> Set task
Show every line below where "évre" can be found.

──────── Data provided

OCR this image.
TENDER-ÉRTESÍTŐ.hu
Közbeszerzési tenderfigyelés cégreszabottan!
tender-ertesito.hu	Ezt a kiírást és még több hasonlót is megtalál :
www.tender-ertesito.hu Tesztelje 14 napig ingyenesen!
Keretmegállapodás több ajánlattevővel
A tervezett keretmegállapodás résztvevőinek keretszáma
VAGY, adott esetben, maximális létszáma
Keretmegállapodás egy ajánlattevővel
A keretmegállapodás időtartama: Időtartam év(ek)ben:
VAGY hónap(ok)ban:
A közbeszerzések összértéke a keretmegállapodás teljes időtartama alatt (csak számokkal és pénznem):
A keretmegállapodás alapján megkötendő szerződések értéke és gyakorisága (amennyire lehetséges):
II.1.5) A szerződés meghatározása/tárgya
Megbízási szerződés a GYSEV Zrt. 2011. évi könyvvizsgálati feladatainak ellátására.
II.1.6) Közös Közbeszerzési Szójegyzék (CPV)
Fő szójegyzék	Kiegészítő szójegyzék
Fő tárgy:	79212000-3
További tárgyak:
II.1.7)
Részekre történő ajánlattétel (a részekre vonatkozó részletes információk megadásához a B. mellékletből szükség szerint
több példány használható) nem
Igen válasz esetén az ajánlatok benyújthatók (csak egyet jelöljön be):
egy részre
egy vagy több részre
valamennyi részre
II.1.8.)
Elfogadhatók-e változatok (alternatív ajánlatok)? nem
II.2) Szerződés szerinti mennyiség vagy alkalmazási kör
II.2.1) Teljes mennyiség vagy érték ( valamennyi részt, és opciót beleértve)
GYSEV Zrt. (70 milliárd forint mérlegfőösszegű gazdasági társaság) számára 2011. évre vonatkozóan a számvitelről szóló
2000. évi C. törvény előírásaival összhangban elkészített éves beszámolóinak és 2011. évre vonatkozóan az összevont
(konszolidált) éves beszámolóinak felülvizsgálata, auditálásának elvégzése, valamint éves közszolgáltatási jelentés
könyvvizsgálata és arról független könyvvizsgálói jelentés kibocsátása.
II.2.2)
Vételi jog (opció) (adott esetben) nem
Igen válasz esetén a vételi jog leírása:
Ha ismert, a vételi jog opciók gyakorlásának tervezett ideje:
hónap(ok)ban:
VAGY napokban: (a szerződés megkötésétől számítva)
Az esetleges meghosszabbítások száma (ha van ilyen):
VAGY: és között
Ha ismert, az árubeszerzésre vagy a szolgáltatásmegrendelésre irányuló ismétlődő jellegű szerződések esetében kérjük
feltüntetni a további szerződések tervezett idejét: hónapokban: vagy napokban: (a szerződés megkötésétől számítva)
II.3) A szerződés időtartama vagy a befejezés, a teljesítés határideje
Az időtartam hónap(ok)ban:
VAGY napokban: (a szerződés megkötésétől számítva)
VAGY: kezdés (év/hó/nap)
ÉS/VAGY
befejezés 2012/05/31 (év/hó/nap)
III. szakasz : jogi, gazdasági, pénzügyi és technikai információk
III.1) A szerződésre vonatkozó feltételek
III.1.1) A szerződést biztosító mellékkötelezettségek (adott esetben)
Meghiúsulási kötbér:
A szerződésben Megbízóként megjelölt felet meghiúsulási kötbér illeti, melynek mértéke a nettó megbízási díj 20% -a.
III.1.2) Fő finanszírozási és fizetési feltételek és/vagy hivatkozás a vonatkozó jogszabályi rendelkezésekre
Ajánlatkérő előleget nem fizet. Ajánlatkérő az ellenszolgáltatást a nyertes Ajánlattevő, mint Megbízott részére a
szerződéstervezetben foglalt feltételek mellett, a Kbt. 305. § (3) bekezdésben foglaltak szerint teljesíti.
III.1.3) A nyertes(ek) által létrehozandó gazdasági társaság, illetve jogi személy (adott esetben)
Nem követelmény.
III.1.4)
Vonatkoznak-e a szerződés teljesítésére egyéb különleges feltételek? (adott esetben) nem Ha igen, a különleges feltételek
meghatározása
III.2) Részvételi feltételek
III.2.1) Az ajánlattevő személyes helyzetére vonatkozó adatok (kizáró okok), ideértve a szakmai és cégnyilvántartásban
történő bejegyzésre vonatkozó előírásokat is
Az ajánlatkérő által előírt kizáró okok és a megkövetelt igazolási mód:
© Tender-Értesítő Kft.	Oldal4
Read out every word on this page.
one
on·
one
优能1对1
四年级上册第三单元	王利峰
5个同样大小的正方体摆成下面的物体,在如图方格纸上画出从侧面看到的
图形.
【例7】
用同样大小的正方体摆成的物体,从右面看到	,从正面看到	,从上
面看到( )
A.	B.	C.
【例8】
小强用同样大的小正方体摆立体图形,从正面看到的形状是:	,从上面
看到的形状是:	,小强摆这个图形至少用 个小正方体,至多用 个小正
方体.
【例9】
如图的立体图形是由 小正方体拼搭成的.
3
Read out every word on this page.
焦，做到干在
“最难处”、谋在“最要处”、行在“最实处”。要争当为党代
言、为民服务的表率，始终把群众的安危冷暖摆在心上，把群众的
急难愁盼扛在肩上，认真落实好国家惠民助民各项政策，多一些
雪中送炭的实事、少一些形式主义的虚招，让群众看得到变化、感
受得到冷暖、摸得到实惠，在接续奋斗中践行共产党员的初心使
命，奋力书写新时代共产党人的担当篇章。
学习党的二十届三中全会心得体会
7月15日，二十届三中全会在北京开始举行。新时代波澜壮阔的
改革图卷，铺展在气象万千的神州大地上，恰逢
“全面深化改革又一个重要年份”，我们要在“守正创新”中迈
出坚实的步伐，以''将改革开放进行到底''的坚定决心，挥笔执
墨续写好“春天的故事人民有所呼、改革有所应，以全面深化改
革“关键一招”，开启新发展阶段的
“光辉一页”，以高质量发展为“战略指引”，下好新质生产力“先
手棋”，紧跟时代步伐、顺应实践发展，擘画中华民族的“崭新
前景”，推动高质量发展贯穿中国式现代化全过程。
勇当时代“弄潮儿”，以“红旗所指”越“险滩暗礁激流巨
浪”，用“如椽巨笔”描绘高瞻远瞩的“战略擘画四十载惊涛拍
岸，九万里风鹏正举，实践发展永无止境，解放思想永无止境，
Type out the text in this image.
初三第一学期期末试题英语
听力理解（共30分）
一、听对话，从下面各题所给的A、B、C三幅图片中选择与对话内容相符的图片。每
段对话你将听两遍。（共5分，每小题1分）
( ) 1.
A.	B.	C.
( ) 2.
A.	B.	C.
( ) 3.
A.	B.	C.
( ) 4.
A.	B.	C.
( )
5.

────────────────

> Task solution
GYSEV Zrt. (70 milliárd forint mérlegfőösszegű gazdasági társaság) számára 2011. évre vonatkozóan a számvitelről szóló
2000. évi C. törvény előírásaival összhangban elkészített éves beszámolóinak és 2011. évre vonatkozóan az összevont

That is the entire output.